### GIVEN EXERCISE
Determine how many lines include the string "this". Output that number only.

Stored records:
####################

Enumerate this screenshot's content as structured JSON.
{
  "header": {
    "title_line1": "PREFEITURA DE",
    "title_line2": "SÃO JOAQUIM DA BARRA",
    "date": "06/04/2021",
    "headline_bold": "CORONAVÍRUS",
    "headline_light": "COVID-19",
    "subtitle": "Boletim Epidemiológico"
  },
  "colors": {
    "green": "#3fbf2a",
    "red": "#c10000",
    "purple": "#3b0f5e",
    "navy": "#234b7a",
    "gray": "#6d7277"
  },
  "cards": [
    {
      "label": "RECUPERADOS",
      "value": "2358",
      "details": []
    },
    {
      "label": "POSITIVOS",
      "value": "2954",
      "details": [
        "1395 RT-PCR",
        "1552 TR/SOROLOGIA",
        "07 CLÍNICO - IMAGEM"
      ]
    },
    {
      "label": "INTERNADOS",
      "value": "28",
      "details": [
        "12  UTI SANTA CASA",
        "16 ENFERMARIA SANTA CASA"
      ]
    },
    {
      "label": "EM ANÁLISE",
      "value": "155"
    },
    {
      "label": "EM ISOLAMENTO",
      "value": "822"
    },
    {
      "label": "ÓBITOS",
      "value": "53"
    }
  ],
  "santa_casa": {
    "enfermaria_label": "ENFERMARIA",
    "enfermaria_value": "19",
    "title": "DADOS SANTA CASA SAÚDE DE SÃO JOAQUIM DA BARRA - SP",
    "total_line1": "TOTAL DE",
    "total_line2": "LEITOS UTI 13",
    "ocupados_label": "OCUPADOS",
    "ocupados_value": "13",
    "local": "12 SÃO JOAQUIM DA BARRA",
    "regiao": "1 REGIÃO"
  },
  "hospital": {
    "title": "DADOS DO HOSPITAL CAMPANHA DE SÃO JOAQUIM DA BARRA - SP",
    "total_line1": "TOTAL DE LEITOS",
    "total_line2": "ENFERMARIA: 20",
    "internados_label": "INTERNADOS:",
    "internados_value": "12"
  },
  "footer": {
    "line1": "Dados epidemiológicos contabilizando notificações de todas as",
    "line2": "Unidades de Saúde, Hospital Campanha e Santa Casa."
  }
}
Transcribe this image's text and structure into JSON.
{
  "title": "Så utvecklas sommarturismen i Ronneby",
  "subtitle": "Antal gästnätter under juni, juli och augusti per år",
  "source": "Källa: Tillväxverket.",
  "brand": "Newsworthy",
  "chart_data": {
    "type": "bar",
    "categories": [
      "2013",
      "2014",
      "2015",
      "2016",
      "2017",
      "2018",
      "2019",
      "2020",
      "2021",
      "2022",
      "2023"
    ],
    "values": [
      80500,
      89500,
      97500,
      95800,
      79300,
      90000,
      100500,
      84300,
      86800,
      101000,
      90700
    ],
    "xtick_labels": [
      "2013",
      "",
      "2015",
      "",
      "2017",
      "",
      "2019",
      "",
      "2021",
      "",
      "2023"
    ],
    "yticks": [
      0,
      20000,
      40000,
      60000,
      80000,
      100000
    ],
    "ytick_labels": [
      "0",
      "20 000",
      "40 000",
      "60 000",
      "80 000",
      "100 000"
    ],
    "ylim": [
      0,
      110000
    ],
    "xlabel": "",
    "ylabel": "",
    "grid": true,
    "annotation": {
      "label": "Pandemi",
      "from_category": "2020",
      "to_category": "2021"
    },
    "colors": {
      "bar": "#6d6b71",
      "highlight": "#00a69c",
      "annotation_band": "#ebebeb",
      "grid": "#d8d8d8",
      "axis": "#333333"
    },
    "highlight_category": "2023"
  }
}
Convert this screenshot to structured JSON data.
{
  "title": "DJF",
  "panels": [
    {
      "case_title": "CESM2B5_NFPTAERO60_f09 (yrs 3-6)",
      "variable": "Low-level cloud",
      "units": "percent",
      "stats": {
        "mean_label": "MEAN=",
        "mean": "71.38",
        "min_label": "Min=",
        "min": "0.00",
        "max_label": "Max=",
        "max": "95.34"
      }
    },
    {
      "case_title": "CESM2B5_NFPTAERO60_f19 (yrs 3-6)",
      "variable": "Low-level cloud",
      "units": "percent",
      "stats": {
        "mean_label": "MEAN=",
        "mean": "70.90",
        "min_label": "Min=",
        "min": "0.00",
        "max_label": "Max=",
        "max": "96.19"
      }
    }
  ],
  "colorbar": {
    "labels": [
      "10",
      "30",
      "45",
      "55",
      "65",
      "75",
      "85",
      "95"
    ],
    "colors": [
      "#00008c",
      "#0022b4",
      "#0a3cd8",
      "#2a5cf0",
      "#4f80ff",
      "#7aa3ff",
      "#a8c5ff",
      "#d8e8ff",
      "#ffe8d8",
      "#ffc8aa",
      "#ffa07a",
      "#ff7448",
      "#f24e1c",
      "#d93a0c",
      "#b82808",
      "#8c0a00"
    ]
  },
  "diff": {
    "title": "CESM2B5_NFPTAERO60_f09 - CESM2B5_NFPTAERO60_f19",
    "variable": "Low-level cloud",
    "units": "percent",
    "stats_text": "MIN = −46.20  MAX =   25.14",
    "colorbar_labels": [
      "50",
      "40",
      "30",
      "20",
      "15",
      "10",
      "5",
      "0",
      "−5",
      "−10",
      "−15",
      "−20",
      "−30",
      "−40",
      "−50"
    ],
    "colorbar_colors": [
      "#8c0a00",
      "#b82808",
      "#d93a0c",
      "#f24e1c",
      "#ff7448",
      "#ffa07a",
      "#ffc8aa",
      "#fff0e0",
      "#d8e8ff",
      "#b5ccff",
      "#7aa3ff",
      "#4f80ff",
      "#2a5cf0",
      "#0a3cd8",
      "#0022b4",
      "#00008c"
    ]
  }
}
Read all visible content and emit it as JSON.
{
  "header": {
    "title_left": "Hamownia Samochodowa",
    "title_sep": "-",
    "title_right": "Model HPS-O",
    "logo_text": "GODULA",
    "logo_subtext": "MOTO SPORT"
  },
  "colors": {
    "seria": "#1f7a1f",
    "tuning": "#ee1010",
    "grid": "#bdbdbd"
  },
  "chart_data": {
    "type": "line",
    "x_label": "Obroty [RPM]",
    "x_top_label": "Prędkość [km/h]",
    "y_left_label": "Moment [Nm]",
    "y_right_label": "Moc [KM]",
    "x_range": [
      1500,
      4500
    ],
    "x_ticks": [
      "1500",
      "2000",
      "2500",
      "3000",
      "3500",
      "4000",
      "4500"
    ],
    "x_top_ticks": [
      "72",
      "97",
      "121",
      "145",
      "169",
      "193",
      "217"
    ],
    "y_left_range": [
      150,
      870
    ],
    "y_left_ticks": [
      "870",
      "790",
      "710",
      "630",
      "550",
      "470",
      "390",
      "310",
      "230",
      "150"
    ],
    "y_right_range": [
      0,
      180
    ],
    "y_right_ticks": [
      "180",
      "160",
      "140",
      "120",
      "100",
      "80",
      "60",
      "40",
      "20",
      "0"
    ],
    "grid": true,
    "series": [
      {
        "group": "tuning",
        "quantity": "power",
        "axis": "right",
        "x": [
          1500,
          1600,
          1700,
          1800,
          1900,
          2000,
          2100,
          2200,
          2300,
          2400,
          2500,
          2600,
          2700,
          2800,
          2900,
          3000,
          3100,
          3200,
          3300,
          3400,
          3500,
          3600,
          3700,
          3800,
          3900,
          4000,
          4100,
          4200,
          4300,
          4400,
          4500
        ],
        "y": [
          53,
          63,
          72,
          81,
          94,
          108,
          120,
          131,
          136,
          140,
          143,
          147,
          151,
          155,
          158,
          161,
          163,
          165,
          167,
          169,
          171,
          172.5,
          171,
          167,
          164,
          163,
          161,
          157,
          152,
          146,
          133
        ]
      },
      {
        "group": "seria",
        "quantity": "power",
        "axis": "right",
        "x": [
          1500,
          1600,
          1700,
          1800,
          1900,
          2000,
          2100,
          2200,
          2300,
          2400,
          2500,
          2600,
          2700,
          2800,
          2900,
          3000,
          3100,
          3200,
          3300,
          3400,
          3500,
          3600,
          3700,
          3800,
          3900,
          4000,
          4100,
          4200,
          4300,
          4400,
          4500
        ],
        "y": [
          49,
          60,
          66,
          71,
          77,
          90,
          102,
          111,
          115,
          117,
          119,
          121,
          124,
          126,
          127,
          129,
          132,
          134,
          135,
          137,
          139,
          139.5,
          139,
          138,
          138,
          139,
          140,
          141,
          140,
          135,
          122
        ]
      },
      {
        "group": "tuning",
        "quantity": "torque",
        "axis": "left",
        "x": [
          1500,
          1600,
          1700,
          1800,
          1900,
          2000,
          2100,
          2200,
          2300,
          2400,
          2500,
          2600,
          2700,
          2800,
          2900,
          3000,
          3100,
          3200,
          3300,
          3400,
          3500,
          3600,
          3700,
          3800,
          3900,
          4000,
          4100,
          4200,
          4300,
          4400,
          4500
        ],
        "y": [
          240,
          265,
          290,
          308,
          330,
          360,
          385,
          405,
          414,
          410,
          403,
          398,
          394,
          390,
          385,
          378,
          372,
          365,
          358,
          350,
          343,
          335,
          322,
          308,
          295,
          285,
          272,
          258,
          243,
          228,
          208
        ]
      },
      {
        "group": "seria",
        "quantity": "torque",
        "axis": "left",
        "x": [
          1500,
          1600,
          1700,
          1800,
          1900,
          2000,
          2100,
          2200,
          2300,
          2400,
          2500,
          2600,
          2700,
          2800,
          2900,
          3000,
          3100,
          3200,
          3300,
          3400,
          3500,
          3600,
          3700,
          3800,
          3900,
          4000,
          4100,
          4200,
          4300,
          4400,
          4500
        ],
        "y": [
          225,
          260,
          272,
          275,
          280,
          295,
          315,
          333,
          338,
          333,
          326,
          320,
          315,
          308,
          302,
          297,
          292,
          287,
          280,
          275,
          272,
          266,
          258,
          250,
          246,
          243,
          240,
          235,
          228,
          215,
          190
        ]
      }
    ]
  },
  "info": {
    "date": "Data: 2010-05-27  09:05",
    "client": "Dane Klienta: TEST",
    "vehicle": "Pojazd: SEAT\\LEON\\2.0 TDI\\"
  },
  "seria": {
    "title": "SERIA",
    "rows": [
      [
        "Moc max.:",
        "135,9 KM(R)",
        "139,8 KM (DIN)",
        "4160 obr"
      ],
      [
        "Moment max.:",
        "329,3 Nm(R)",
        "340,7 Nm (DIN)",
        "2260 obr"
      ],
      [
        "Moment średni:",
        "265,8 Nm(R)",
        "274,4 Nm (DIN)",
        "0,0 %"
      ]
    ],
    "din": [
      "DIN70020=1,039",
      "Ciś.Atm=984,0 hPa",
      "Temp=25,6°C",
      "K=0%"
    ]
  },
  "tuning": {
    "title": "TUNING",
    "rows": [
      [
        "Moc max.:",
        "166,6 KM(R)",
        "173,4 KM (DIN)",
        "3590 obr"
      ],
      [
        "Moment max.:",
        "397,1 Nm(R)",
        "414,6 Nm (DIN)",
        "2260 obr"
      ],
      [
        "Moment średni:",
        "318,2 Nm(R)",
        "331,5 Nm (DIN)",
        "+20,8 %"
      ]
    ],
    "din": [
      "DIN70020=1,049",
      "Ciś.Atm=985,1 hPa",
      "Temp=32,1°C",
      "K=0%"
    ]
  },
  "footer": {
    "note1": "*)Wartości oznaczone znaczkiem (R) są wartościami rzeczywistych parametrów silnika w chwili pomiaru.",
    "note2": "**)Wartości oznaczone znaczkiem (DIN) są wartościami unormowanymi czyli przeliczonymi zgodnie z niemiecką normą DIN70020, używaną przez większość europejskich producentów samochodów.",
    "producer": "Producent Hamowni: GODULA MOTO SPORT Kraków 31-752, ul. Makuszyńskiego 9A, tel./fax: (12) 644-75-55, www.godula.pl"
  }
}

####################

### TASK ANSWER
3